_Exercise task_
Find the lines containing the word "were" and copy every one of them.

#### Records provided ####

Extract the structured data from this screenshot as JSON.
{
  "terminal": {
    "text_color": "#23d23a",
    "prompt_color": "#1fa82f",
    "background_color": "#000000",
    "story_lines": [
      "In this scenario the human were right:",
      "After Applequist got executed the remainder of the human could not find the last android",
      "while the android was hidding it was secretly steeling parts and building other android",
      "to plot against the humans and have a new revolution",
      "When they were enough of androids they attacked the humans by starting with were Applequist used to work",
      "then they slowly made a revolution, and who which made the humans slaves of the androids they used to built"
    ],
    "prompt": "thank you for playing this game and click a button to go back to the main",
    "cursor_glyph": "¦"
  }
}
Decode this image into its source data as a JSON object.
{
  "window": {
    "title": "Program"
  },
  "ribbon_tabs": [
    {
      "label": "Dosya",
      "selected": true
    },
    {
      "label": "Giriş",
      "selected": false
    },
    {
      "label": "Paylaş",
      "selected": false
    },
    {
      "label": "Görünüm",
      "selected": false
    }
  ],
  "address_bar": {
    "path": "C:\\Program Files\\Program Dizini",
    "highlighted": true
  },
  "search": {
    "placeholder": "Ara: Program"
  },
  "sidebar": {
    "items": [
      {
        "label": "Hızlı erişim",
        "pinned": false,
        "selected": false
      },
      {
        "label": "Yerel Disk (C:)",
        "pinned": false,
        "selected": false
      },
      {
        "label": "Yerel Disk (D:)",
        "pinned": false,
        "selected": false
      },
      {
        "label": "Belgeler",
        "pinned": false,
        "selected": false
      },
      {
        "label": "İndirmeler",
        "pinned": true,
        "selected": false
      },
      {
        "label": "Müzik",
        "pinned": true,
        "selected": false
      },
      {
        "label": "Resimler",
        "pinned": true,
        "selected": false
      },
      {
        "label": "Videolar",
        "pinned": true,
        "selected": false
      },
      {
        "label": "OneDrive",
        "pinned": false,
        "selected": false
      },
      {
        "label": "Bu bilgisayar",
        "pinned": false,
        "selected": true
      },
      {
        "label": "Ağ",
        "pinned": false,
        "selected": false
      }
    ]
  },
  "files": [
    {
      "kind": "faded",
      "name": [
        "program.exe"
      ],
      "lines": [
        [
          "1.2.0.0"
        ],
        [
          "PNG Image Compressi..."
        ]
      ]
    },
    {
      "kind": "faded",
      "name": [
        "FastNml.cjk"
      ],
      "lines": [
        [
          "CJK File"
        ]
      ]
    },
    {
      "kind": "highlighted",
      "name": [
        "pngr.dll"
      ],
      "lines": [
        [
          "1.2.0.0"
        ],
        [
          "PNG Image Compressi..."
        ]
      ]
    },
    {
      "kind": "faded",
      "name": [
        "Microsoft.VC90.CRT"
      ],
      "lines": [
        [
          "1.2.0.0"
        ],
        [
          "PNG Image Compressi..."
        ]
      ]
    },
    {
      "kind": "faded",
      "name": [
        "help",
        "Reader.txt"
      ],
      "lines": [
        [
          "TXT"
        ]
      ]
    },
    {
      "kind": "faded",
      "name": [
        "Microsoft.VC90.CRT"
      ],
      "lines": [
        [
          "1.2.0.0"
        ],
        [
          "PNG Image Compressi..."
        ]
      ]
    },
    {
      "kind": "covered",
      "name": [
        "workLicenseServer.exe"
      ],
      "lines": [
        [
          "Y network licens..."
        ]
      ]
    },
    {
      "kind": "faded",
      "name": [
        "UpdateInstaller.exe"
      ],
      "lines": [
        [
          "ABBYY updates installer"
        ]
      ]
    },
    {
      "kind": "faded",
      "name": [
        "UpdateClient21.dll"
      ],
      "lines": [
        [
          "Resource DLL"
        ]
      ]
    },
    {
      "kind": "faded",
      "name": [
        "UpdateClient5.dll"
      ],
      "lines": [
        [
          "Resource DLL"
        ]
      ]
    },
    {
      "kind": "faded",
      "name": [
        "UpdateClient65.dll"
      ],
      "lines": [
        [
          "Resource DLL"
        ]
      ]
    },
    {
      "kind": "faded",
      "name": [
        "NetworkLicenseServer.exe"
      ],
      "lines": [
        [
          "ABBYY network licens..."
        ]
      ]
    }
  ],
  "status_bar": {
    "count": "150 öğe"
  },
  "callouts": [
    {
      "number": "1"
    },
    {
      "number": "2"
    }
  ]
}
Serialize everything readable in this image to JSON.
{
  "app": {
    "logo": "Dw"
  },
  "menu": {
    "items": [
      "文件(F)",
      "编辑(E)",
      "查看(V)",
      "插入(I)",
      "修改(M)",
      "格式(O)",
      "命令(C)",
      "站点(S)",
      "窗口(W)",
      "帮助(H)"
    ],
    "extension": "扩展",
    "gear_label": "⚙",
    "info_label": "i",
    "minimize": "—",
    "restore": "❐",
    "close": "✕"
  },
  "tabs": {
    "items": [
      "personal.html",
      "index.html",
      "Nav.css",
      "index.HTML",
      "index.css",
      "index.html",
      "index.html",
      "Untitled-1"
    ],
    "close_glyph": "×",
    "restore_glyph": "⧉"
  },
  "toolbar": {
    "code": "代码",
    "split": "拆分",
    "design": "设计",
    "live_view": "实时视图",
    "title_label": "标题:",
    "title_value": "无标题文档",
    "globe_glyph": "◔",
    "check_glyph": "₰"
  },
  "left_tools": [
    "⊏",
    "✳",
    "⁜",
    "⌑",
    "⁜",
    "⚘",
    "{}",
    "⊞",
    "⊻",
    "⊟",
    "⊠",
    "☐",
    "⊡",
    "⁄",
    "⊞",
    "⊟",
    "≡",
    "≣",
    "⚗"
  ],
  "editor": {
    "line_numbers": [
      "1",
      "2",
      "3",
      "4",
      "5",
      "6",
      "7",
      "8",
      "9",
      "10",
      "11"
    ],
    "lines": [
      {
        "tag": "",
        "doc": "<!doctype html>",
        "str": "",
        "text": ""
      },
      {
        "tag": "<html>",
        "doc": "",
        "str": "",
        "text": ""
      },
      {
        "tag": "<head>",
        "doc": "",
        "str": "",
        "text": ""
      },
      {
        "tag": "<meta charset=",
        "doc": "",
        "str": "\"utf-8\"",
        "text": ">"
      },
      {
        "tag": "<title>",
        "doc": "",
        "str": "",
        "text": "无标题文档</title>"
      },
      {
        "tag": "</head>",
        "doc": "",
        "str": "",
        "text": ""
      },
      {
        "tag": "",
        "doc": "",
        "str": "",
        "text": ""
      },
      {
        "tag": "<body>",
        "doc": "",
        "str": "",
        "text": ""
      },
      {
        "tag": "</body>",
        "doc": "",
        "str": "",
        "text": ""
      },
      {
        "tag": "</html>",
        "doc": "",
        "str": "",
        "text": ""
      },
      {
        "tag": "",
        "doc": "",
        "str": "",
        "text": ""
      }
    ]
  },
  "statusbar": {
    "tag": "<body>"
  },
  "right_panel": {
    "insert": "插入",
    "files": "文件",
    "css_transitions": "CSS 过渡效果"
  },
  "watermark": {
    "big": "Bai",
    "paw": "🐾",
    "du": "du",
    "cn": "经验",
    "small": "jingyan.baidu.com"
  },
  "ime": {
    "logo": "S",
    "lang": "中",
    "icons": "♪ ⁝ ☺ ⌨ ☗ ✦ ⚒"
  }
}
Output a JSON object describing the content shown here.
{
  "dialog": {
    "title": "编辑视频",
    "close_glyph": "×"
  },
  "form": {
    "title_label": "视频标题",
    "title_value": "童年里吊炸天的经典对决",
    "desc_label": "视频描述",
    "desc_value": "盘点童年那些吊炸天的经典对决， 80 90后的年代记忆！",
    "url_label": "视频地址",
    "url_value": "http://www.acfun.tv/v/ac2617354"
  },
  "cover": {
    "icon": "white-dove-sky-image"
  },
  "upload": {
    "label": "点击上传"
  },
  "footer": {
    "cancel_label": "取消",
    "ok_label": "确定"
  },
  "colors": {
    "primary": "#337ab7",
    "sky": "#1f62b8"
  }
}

####

_In response_
      "In this scenario the human were right:",
      "When they were enough of androids they attacked the humans by starting with were Applequist used to work",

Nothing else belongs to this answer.